(Stored entries)

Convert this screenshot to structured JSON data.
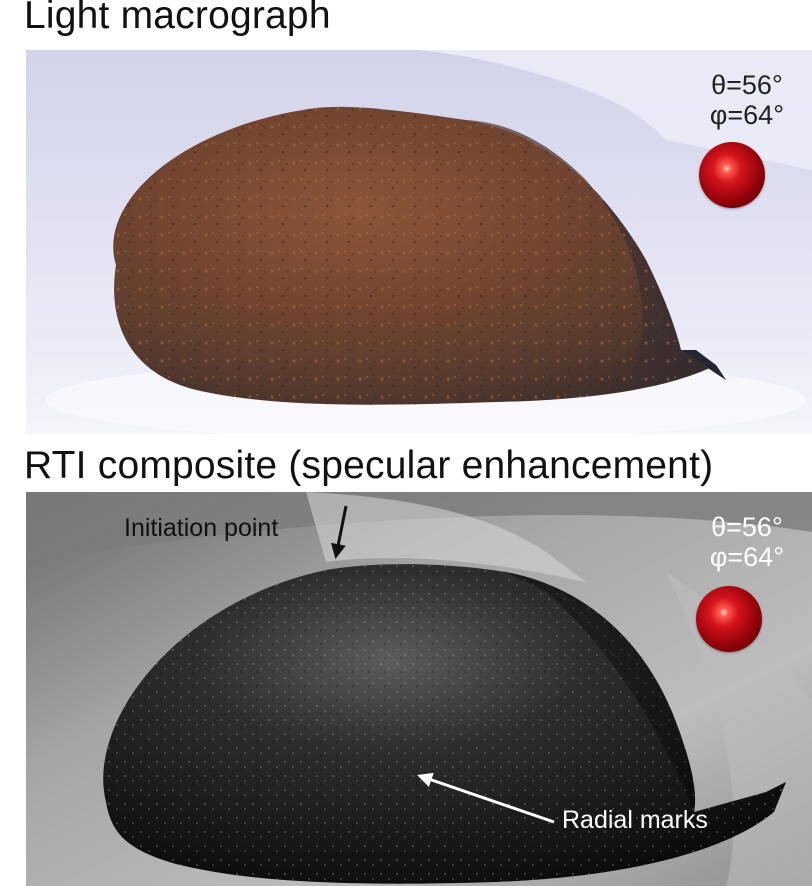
{
  "panels": {
    "top": {
      "title": "Light macrograph",
      "theta": "θ=56°",
      "phi": "φ=64°"
    },
    "bottom": {
      "title": "RTI composite (specular enhancement)",
      "theta": "θ=56°",
      "phi": "φ=64°",
      "annotations": {
        "initiation": "Initiation point",
        "radial": "Radial marks"
      }
    }
  },
  "colors": {
    "sphere": "#c8101a",
    "background_top": "#dcdcf0",
    "stone_top": "#7a4a30",
    "background_bottom": "#9a9a9a",
    "stone_bottom": "#141414"
  },
  "icons": {
    "light_direction": "red-sphere-icon",
    "arrows": "arrow-icon"
  }
}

» Your instructions
Reproduce all the records verbatim, excluding images.

» Answer
Convert this screenshot to structured JSON data.
{
  "panels": {
    "top": {
      "title": "Light macrograph",
      "theta": "θ=56°",
      "phi": "φ=64°"
    },
    "bottom": {
      "title": "RTI composite (specular enhancement)",
      "theta": "θ=56°",
      "phi": "φ=64°",
      "annotations": {
        "initiation": "Initiation point",
        "radial": "Radial marks"
      }
    }
  },
  "colors": {
    "sphere": "#c8101a",
    "background_top": "#dcdcf0",
    "stone_top": "#7a4a30",
    "background_bottom": "#9a9a9a",
    "stone_bottom": "#141414"
  },
  "icons": {
    "light_direction": "red-sphere-icon",
    "arrows": "arrow-icon"
  }
}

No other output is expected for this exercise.